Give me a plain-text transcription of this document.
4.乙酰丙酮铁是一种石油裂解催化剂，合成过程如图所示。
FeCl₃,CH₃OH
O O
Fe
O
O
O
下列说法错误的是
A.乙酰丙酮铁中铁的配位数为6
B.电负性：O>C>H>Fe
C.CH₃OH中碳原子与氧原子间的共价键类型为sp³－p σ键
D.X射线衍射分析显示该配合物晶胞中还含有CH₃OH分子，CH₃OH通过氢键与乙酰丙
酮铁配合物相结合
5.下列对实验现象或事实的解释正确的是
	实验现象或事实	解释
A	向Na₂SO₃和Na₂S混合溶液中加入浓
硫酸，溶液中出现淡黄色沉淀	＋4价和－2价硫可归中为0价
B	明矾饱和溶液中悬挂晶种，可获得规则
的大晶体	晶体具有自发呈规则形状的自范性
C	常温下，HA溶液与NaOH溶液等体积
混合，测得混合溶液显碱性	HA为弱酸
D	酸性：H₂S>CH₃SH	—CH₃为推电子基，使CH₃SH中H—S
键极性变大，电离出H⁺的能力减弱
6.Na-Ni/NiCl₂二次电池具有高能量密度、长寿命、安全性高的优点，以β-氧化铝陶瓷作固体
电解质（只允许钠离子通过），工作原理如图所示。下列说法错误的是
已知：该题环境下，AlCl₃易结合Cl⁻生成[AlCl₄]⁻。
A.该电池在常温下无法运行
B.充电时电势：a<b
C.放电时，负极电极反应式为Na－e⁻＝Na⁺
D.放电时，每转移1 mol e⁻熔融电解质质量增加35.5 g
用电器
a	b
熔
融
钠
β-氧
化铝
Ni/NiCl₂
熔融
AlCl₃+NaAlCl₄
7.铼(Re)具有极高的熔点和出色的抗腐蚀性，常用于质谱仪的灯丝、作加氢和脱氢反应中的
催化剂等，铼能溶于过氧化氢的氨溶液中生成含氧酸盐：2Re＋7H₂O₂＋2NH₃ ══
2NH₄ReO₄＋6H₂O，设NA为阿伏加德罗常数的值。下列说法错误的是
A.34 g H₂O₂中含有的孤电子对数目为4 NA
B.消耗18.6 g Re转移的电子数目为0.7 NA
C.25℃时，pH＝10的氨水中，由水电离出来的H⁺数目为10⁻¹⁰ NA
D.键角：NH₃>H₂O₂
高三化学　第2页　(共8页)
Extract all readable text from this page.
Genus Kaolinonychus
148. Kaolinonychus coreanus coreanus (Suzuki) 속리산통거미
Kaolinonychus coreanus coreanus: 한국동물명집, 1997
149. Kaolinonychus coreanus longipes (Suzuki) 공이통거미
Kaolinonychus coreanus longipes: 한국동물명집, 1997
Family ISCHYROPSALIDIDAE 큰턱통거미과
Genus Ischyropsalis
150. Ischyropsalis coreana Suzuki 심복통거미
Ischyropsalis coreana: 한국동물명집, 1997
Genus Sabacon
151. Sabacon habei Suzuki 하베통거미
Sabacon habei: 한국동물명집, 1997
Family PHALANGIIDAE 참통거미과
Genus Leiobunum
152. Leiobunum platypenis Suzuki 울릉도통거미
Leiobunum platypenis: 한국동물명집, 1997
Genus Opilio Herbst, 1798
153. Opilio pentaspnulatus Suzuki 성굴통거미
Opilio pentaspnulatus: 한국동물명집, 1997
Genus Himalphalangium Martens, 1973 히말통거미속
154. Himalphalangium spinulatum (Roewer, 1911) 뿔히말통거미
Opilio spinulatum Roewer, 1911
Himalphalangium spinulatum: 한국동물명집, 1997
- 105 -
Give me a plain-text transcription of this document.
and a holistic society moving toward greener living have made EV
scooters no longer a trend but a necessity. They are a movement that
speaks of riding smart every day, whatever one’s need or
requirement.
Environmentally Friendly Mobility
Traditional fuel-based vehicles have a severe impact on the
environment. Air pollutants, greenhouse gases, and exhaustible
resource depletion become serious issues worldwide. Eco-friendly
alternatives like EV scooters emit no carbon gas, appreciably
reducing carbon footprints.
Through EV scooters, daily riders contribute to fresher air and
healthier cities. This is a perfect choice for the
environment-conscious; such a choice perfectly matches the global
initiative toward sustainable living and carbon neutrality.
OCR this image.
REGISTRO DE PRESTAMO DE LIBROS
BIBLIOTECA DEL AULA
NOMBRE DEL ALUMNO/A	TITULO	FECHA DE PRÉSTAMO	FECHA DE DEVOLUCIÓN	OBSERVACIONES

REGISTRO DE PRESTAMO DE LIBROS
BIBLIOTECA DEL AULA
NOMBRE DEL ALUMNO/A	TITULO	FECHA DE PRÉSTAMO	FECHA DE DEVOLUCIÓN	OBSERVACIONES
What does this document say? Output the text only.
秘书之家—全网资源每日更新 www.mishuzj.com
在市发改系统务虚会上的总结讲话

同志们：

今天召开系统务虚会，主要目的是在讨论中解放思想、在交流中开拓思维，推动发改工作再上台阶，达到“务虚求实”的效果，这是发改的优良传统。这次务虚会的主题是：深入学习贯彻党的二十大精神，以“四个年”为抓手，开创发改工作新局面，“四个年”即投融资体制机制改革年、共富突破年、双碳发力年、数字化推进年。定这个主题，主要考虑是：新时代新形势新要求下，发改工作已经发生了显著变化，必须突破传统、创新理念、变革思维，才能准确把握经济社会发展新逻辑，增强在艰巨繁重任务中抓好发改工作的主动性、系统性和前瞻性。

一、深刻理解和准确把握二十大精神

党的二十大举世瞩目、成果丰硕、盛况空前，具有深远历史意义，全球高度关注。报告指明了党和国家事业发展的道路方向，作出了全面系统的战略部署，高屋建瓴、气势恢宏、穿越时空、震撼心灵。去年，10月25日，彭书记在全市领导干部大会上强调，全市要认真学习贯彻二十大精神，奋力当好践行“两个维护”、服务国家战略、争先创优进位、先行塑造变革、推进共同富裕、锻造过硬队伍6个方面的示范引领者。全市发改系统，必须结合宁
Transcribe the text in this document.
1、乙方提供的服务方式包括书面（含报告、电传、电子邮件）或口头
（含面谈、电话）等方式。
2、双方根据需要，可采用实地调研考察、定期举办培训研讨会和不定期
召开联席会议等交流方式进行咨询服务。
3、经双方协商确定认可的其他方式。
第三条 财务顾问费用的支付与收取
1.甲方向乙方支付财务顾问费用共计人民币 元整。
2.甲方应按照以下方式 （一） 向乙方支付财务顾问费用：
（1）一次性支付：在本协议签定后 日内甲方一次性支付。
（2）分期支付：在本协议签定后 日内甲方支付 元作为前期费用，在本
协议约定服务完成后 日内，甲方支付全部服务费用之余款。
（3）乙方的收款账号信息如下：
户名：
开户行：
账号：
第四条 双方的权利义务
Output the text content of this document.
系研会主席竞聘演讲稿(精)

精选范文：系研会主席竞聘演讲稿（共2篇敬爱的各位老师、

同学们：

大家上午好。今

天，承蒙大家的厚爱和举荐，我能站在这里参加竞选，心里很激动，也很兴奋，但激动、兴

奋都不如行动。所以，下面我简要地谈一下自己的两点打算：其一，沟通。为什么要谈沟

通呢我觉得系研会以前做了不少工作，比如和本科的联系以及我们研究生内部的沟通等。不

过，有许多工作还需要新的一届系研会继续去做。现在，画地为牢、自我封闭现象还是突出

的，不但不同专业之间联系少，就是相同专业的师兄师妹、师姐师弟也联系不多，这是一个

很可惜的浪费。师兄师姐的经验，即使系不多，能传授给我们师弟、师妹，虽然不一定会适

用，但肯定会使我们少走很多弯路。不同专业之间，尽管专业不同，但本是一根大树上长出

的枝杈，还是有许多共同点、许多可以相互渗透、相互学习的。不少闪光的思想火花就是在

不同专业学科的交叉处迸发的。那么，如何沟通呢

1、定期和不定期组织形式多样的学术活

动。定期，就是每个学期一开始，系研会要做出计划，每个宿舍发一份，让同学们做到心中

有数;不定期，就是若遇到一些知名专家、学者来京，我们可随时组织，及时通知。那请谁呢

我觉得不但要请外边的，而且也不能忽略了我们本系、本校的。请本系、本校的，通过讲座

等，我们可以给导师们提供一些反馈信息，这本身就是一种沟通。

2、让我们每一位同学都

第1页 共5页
*-*-*
Where a line holds "spinulatum", copy it out.

154. Himalphalangium spinulatum (Roewer, 1911) 뿔히말통거미
Opilio spinulatum Roewer, 1911
Himalphalangium spinulatum: 한국동물명집, 1997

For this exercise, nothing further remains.